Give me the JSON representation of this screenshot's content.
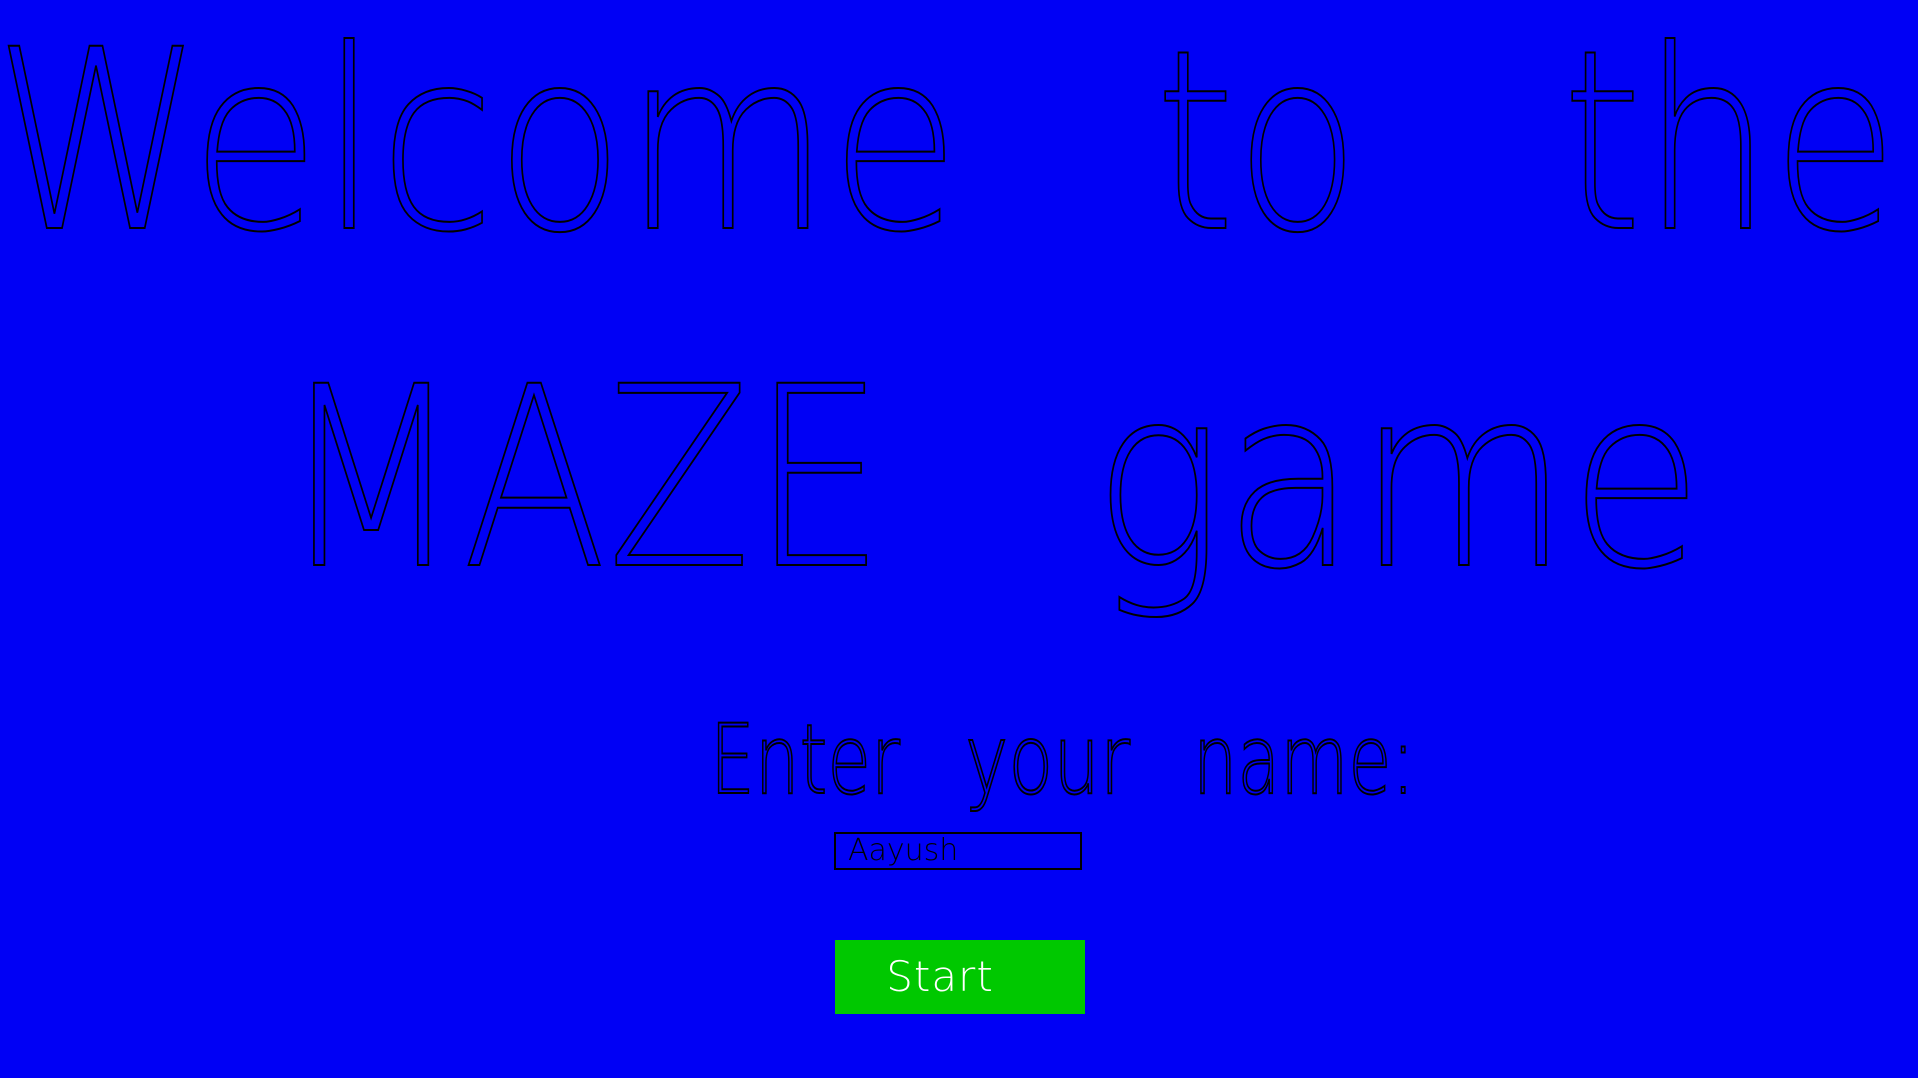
{
  "title": {
    "line1_words": [
      "Welcome",
      "to",
      "the"
    ],
    "line2_words": [
      "MAZE",
      "game"
    ]
  },
  "prompt": {
    "words": [
      "Enter",
      "your",
      "name:"
    ]
  },
  "name_input": {
    "value": "Aayush"
  },
  "start_button": {
    "label": "Start"
  },
  "colors": {
    "background": "#0000f5",
    "outline_text": "#000000",
    "start_button": "#00c800",
    "start_label": "#ffffff"
  }
}
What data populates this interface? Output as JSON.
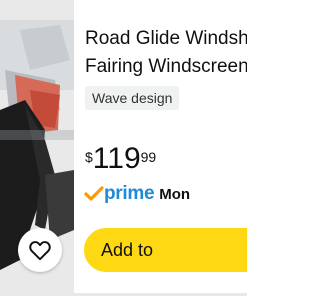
{
  "product": {
    "title_line1": "Road Glide Windsh",
    "title_line2": "Fairing Windscreen",
    "style_chip": "Wave design",
    "price": {
      "symbol": "$",
      "whole": "119",
      "fraction": "99"
    },
    "prime_label": "prime",
    "delivery_text": "Mon",
    "add_button_label": "Add to"
  },
  "icons": {
    "favorite": "heart-outline-icon",
    "prime_check": "prime-check-icon"
  },
  "colors": {
    "add_button": "#ffd814",
    "prime_blue": "#1f8ad6",
    "prime_check_orange": "#ff9900",
    "text": "#0f1111"
  }
}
=======
» **What is asked**: Tally every line of the listing that holds the string "JSON", then give the number by itself.

» **Expected output**: 2